Take every line where the string "klippy" appears and copy it.

··· Given records ···

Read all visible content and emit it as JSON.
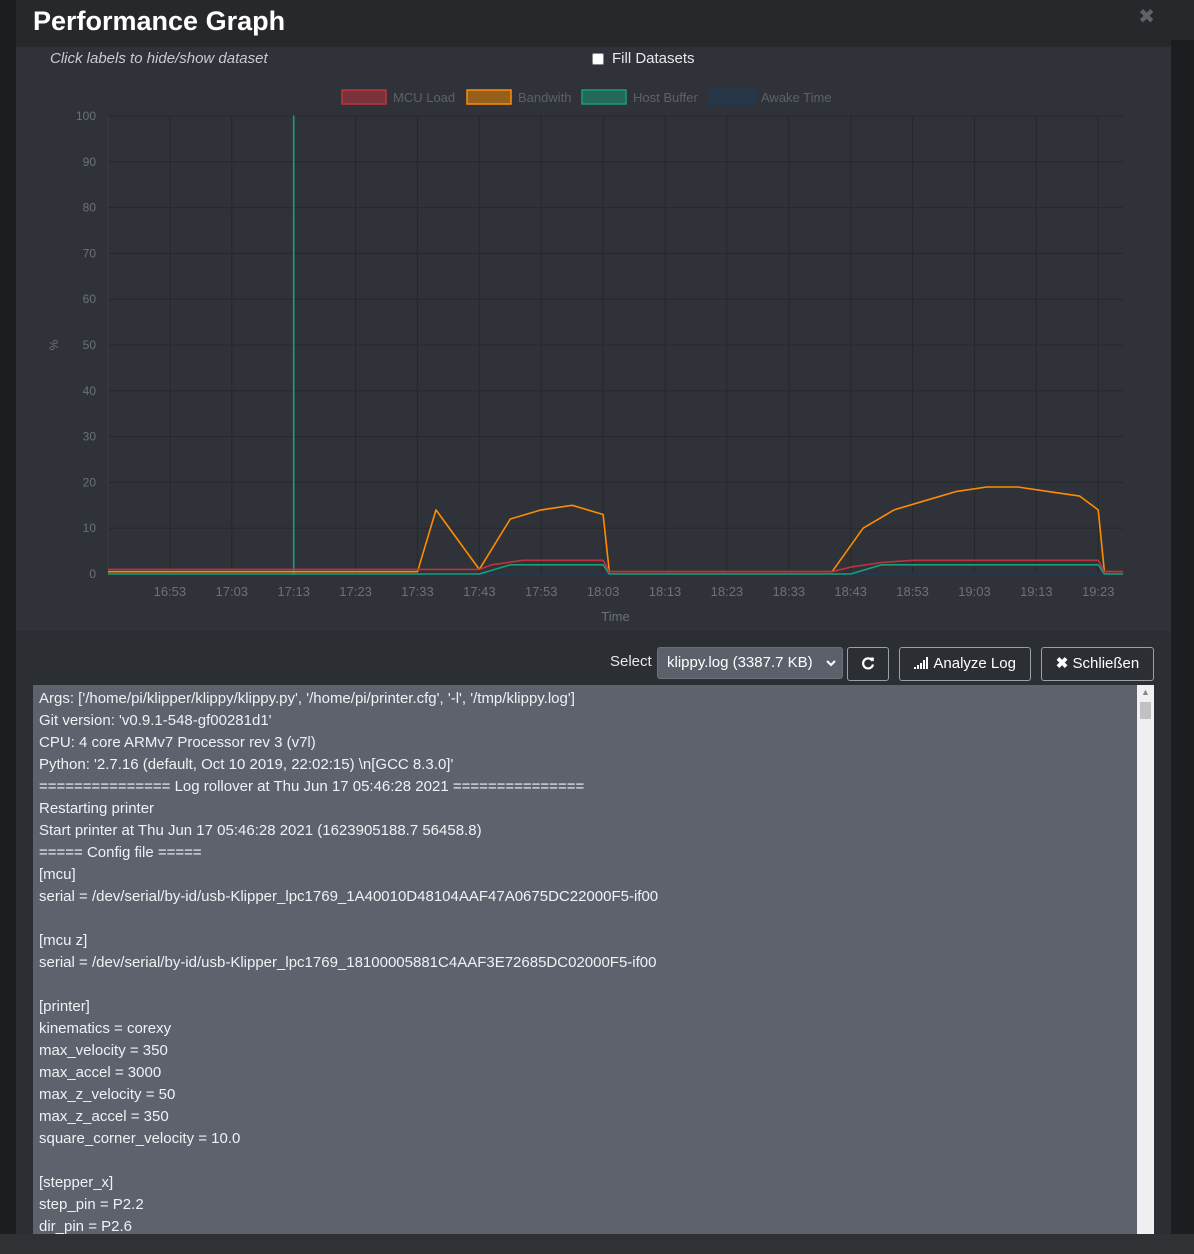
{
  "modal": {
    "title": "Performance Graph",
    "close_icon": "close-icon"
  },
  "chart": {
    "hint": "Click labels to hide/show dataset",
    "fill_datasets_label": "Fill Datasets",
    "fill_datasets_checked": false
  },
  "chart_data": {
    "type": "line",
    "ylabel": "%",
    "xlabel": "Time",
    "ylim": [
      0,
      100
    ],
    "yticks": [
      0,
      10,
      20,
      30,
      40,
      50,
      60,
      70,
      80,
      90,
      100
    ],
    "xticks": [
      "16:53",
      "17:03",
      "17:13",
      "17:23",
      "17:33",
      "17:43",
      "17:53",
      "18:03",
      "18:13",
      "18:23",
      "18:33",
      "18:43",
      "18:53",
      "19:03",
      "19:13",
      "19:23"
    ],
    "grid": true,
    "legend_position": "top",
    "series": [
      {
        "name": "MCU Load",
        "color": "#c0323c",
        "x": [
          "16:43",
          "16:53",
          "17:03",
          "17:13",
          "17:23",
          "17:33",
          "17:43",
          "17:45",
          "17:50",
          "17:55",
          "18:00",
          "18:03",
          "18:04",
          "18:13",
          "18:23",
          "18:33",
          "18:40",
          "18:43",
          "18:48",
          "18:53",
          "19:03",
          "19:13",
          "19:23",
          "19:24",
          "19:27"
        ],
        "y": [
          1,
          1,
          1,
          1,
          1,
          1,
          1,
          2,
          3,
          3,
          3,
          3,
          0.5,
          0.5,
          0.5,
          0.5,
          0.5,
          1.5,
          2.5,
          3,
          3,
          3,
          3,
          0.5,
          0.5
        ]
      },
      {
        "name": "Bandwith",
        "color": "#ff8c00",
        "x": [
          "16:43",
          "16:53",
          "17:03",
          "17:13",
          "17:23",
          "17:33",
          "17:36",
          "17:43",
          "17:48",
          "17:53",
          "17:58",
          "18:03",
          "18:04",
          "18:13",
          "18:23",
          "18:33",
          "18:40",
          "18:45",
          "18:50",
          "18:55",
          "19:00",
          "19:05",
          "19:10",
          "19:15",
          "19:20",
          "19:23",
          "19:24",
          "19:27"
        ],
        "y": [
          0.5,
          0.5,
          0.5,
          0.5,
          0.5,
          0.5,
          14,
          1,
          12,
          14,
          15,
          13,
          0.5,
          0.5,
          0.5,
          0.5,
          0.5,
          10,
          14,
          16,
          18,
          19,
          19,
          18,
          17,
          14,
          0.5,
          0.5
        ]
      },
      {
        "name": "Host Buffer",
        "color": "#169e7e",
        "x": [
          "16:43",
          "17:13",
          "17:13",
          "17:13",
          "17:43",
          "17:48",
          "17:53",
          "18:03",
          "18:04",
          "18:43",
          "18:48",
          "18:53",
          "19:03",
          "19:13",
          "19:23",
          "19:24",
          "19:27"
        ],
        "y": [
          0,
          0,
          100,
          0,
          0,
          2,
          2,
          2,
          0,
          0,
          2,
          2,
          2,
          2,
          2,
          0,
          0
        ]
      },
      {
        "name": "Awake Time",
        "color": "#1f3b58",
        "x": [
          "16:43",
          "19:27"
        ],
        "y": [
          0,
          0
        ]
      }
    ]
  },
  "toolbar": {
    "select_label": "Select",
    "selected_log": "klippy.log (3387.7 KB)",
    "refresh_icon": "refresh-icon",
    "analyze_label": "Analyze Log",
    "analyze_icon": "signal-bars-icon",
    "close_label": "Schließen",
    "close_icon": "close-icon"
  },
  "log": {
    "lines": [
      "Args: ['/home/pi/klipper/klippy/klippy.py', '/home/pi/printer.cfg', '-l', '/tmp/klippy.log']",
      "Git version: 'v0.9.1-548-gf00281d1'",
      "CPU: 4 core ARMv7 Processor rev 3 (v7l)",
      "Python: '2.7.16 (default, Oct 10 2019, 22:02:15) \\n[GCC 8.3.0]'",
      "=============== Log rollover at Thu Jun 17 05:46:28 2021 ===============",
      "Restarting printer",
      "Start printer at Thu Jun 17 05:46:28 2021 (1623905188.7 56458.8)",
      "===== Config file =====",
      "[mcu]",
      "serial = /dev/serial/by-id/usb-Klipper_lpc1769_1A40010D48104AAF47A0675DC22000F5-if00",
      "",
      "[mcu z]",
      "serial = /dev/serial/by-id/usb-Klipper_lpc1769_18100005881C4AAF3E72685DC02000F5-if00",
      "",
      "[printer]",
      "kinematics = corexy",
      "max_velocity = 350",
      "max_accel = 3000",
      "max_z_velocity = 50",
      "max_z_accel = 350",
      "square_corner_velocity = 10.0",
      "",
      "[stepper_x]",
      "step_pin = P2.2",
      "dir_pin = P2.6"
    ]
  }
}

···

_Solution for this problem_:
    "selected_log": "klippy.log (3387.7 KB)",
      "Args: ['/home/pi/klipper/klippy/klippy.py', '/home/pi/printer.cfg', '-l', '/tmp/klippy.log']",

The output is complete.